The data:
###

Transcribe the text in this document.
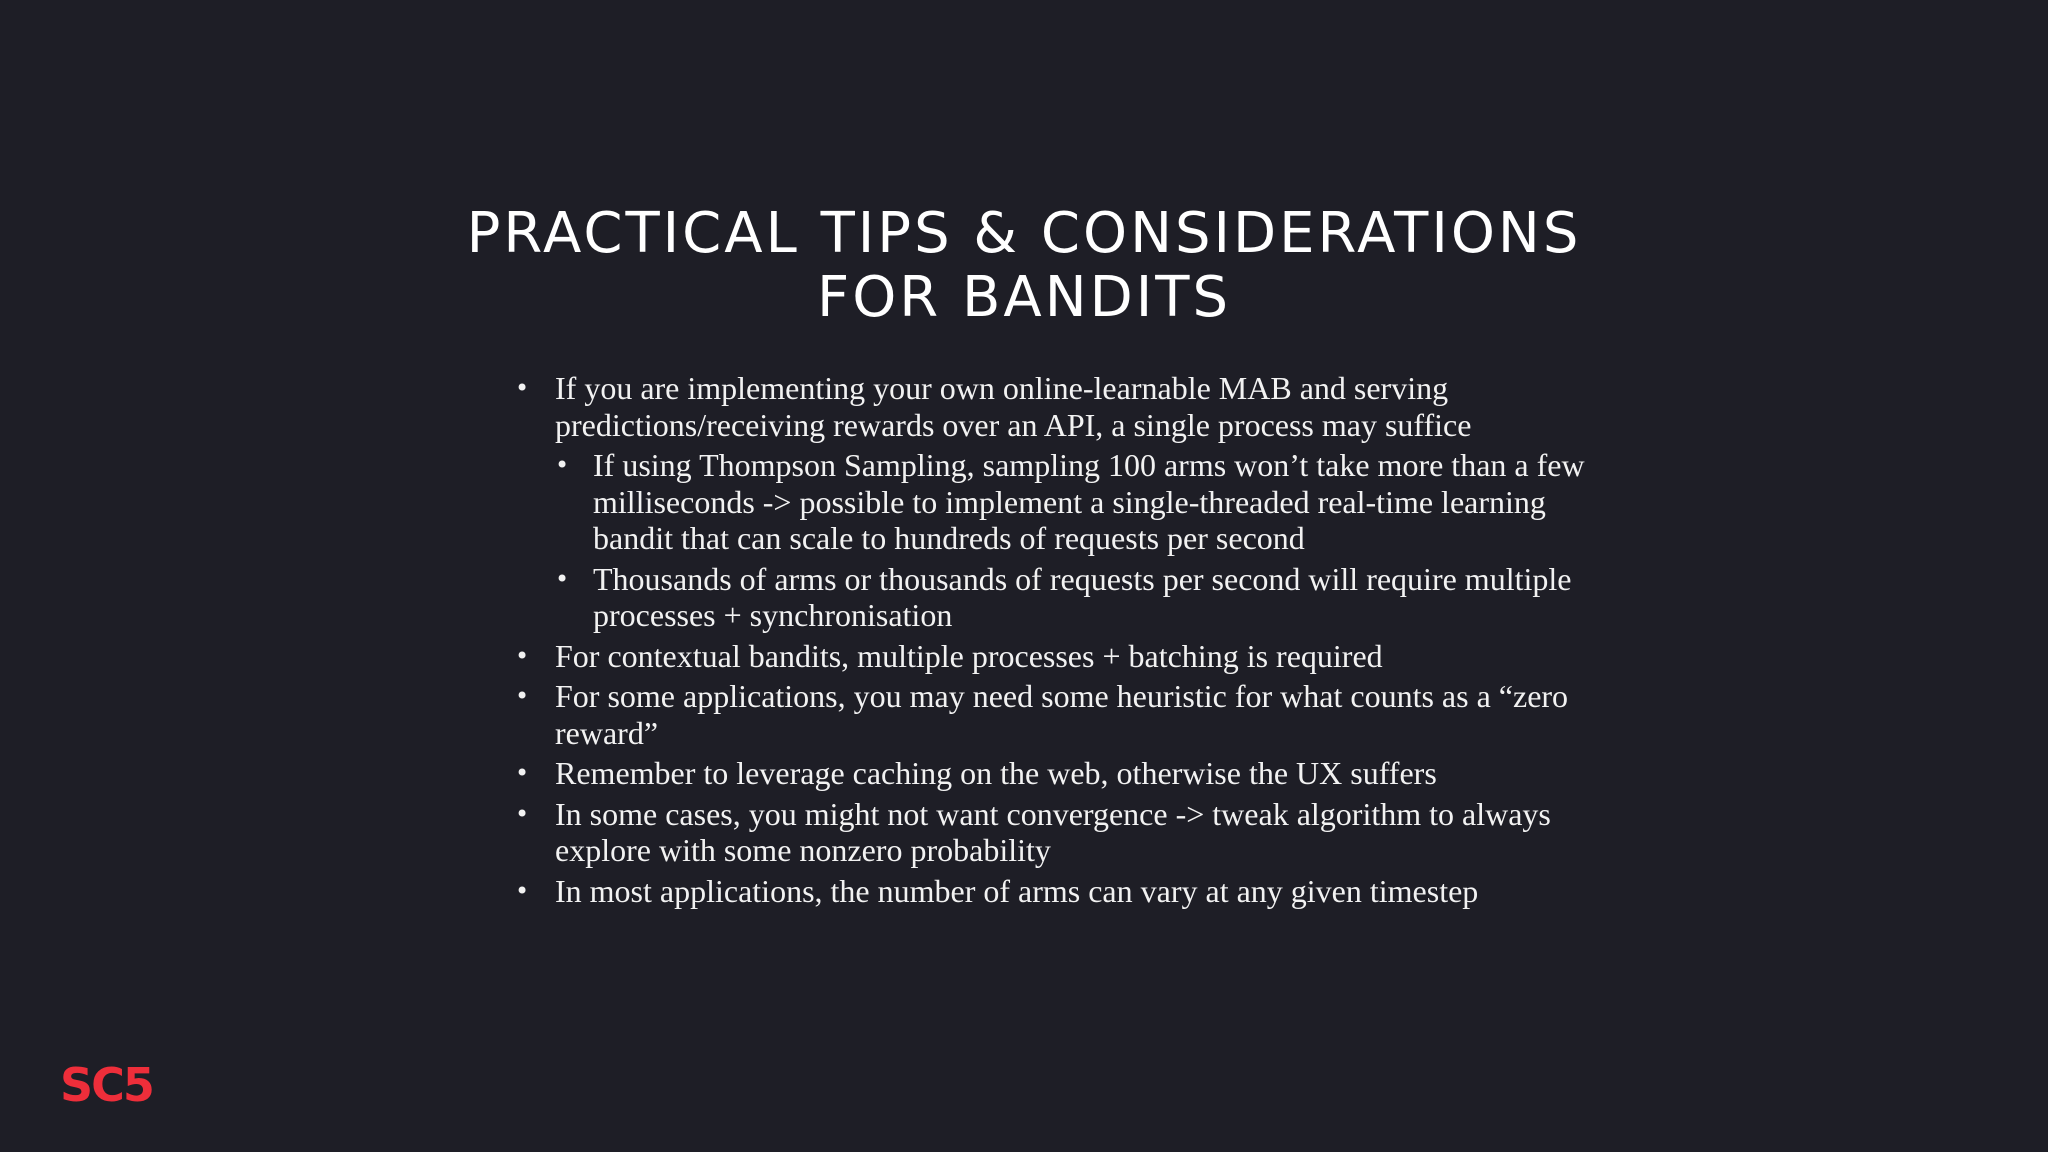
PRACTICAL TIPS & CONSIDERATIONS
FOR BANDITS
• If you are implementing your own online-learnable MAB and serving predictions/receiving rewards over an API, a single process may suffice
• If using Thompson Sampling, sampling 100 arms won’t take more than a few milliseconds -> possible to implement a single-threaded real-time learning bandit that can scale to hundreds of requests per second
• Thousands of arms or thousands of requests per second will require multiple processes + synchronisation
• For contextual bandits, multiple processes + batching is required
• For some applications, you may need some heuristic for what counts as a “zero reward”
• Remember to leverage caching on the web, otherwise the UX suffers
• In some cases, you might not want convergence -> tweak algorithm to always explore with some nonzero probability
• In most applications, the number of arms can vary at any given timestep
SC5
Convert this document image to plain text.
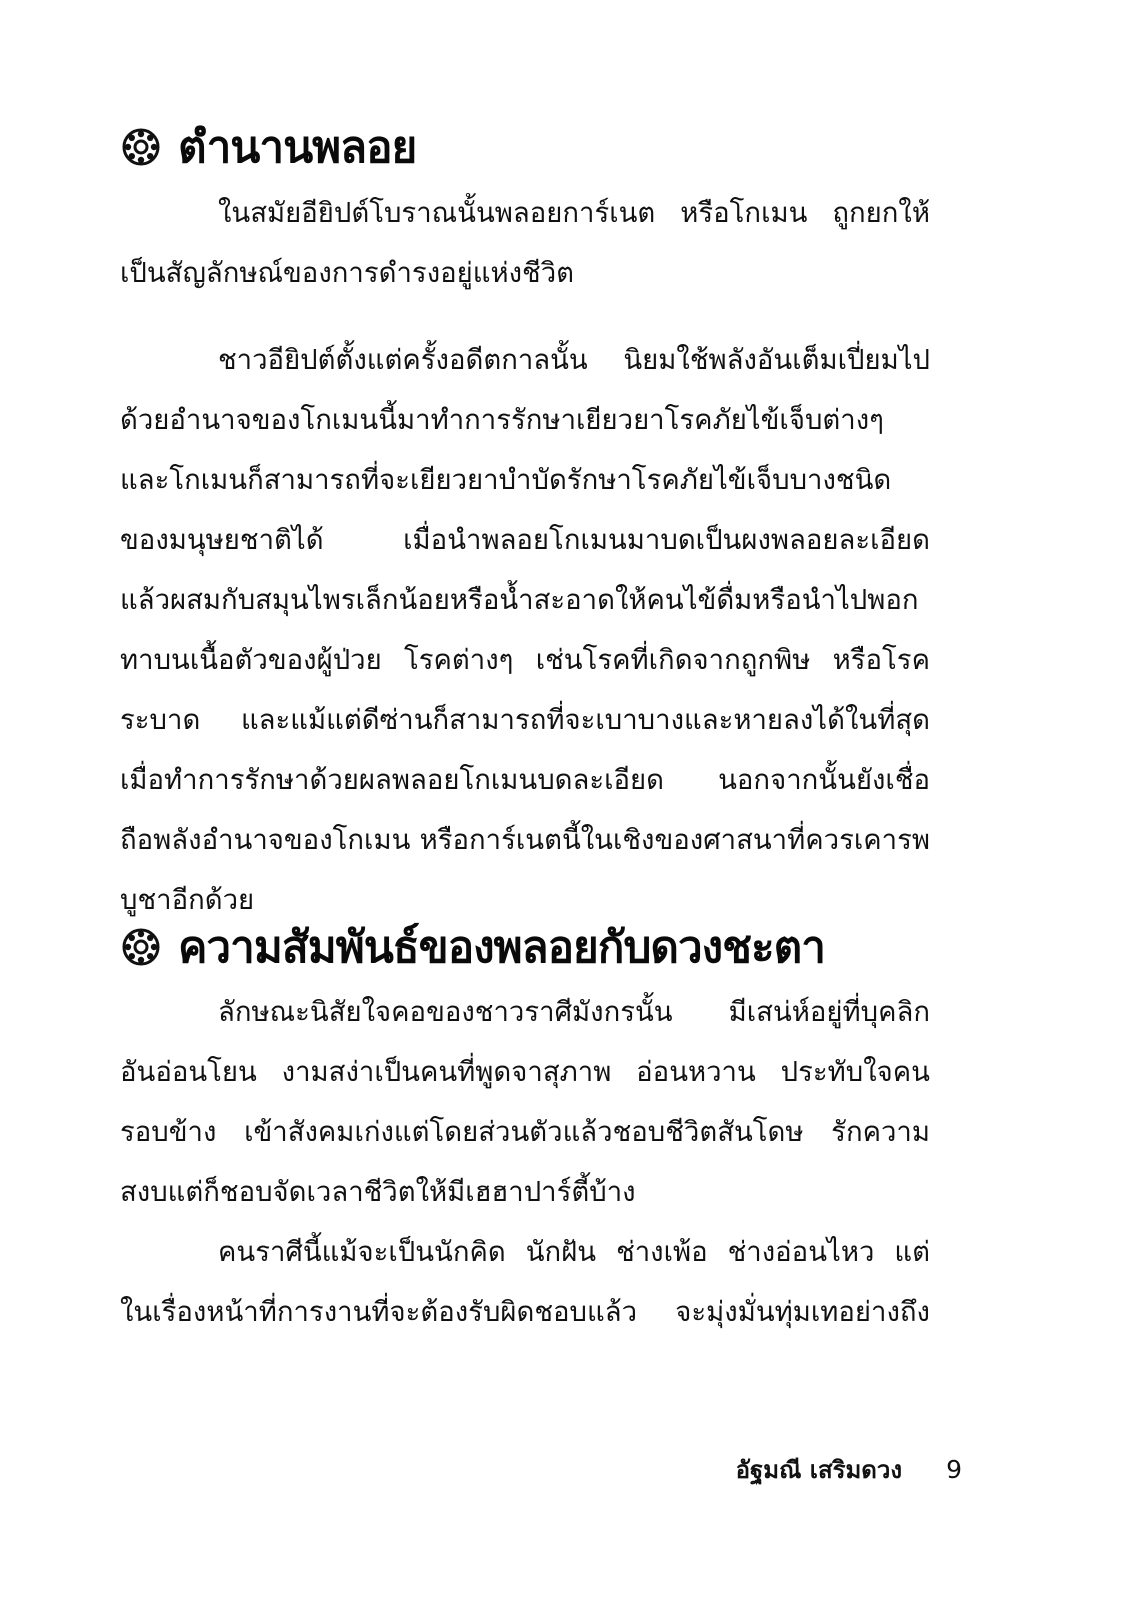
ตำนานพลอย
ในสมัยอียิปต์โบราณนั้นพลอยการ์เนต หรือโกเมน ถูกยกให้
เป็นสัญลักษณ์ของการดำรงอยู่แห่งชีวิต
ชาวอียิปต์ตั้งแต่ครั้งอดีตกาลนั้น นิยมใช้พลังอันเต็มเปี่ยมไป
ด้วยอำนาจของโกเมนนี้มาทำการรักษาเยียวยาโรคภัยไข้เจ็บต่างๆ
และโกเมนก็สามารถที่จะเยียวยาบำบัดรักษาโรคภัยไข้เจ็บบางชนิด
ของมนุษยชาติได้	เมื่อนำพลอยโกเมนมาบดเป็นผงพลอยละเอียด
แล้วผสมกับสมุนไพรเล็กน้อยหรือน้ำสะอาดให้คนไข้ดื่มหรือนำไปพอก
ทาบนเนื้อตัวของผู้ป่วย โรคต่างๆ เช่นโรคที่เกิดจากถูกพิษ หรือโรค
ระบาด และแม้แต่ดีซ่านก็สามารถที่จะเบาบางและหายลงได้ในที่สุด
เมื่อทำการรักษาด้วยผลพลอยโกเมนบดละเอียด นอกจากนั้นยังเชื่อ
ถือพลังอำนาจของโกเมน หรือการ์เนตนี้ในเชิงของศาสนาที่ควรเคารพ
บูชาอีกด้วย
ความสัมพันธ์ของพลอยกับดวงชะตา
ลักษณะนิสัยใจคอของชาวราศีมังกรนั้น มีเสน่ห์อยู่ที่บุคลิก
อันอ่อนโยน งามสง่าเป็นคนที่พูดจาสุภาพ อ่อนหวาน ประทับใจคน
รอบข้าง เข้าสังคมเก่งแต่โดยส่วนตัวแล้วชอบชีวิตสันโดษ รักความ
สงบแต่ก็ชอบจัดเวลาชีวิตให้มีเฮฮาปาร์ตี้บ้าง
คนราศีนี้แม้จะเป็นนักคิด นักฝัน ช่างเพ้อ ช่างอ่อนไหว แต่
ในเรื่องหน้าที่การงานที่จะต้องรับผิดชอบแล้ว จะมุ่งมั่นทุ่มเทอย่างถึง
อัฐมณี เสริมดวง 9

###

Task statement:
Filter the entries down to the lines with the word "applications" in them.

Solved problem:
• For some applications, you may need some heuristic for what counts as a “zero reward”
• In most applications, the number of arms can vary at any given timestep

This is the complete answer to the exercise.